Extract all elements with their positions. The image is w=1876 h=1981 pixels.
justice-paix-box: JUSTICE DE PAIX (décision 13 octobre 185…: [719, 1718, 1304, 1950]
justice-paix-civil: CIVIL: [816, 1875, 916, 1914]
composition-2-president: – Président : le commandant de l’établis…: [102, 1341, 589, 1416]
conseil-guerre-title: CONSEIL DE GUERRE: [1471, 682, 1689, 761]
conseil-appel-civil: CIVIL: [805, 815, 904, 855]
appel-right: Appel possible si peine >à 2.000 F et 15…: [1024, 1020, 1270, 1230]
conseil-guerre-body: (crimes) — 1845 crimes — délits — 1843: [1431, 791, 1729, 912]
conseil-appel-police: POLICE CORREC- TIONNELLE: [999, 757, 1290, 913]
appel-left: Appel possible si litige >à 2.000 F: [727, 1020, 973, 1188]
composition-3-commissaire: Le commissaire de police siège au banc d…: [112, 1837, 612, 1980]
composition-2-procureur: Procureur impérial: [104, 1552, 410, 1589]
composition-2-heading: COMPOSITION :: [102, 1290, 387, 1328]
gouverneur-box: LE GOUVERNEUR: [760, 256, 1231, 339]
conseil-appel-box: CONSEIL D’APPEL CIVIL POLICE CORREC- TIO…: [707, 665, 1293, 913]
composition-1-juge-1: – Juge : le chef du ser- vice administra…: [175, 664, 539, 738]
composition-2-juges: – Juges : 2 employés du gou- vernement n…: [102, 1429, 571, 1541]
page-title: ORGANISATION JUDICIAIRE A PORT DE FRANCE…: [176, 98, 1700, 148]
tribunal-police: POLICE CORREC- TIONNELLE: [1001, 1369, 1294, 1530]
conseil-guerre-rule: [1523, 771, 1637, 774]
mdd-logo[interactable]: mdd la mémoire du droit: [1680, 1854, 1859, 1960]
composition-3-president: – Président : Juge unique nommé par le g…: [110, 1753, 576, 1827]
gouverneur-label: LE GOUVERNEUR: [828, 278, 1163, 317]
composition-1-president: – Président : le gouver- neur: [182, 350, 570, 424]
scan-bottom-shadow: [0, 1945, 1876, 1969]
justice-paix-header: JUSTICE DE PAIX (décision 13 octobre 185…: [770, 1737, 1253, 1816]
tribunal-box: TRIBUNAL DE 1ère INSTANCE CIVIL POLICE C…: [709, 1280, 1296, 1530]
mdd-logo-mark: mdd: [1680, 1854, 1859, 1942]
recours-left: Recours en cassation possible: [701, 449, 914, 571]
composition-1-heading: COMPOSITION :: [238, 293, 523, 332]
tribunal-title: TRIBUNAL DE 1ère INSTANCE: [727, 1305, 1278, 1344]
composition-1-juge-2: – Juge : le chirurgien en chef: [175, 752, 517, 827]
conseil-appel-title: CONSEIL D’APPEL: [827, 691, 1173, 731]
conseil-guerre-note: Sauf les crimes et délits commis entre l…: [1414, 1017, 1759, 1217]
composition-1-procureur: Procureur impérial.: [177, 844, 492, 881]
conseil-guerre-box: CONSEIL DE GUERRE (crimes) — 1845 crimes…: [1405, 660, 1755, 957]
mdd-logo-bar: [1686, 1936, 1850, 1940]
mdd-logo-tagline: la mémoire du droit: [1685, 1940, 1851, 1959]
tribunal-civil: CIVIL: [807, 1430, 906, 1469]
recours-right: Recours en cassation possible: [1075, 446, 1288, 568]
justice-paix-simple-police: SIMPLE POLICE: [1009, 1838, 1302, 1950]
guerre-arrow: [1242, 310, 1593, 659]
::::
▶ **TASK GOAL**: Please select every line above that contains the word "octobre".

▶ **COMPLETE RESPONSE**:
justice-paix-box: JUSTICE DE PAIX (décision 13 octobre 185…: [719, 1718, 1304, 1950]
justice-paix-header: JUSTICE DE PAIX (décision 13 octobre 185…: [770, 1737, 1253, 1816]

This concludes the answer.